***** Task inputs *****

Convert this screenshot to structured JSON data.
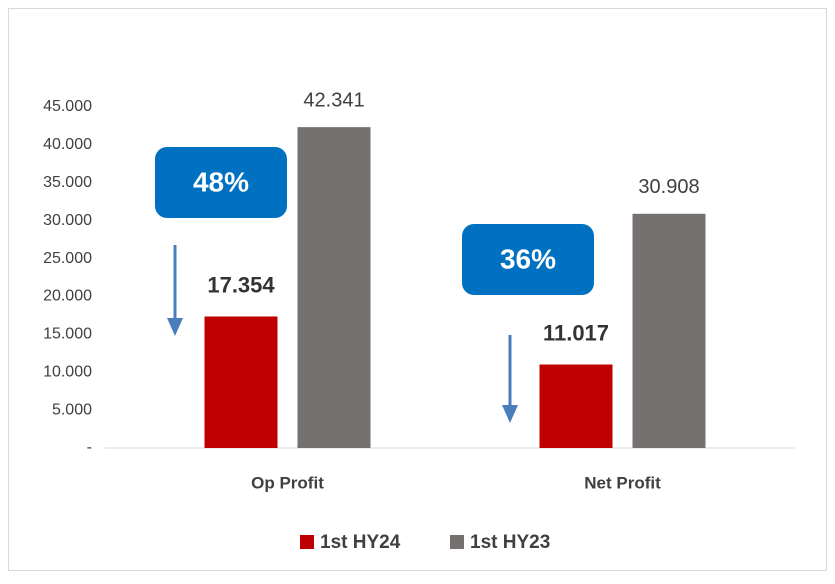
{
  "chart_data": {
    "type": "bar",
    "categories": [
      "Op Profit",
      "Net Profit"
    ],
    "series": [
      {
        "name": "1st HY24",
        "color": "#c00000",
        "values": [
          17354,
          11017
        ],
        "value_labels": [
          "17.354",
          "11.017"
        ]
      },
      {
        "name": "1st HY23",
        "color": "#767171",
        "values": [
          42341,
          30908
        ],
        "value_labels": [
          "42.341",
          "30.908"
        ]
      }
    ],
    "ylim": [
      0,
      45000
    ],
    "yticks": [
      {
        "value": 0,
        "label": "-"
      },
      {
        "value": 5000,
        "label": "5.000"
      },
      {
        "value": 10000,
        "label": "10.000"
      },
      {
        "value": 15000,
        "label": "15.000"
      },
      {
        "value": 20000,
        "label": "20.000"
      },
      {
        "value": 25000,
        "label": "25.000"
      },
      {
        "value": 30000,
        "label": "30.000"
      },
      {
        "value": 35000,
        "label": "35.000"
      },
      {
        "value": 40000,
        "label": "40.000"
      },
      {
        "value": 45000,
        "label": "45.000"
      }
    ],
    "grid": false,
    "legend": "bottom",
    "annotations": [
      {
        "text": "48%"
      },
      {
        "text": "36%"
      }
    ]
  }
}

*****

Given task :: Print every record above exactly as written, leaving out the pictures.

Complete output ::
Convert this screenshot to structured JSON data.
{
  "chart_data": {
    "type": "bar",
    "categories": [
      "Op Profit",
      "Net Profit"
    ],
    "series": [
      {
        "name": "1st HY24",
        "color": "#c00000",
        "values": [
          17354,
          11017
        ],
        "value_labels": [
          "17.354",
          "11.017"
        ]
      },
      {
        "name": "1st HY23",
        "color": "#767171",
        "values": [
          42341,
          30908
        ],
        "value_labels": [
          "42.341",
          "30.908"
        ]
      }
    ],
    "ylim": [
      0,
      45000
    ],
    "yticks": [
      {
        "value": 0,
        "label": "-"
      },
      {
        "value": 5000,
        "label": "5.000"
      },
      {
        "value": 10000,
        "label": "10.000"
      },
      {
        "value": 15000,
        "label": "15.000"
      },
      {
        "value": 20000,
        "label": "20.000"
      },
      {
        "value": 25000,
        "label": "25.000"
      },
      {
        "value": 30000,
        "label": "30.000"
      },
      {
        "value": 35000,
        "label": "35.000"
      },
      {
        "value": 40000,
        "label": "40.000"
      },
      {
        "value": 45000,
        "label": "45.000"
      }
    ],
    "grid": false,
    "legend": "bottom",
    "annotations": [
      {
        "text": "48%"
      },
      {
        "text": "36%"
      }
    ]
  }
}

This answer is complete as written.